PROBLEM REQUIREMENTS
Each line containing the word "Woche" must be reported.

[Figure dataset records]
......
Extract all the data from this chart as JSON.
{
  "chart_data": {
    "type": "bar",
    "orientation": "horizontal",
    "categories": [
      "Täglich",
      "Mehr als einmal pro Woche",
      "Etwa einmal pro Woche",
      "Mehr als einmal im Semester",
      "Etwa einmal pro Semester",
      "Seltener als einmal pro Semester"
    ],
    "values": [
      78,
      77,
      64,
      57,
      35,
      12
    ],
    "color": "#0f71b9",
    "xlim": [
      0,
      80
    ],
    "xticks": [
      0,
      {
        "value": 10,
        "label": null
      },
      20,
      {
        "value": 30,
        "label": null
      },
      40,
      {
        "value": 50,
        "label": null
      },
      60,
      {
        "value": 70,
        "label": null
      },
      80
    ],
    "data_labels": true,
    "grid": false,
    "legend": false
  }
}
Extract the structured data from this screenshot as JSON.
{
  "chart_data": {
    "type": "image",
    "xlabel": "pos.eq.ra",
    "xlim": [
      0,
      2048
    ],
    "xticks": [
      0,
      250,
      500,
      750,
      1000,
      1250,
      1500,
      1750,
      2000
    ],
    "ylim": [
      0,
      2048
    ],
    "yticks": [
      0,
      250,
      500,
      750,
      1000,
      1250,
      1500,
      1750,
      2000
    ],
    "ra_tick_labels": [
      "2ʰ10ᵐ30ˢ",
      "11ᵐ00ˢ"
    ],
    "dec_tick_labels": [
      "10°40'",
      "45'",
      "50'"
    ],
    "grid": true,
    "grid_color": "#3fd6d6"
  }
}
......
FINISHED TASK
      "Mehr als einmal pro Woche",
      "Etwa einmal pro Woche",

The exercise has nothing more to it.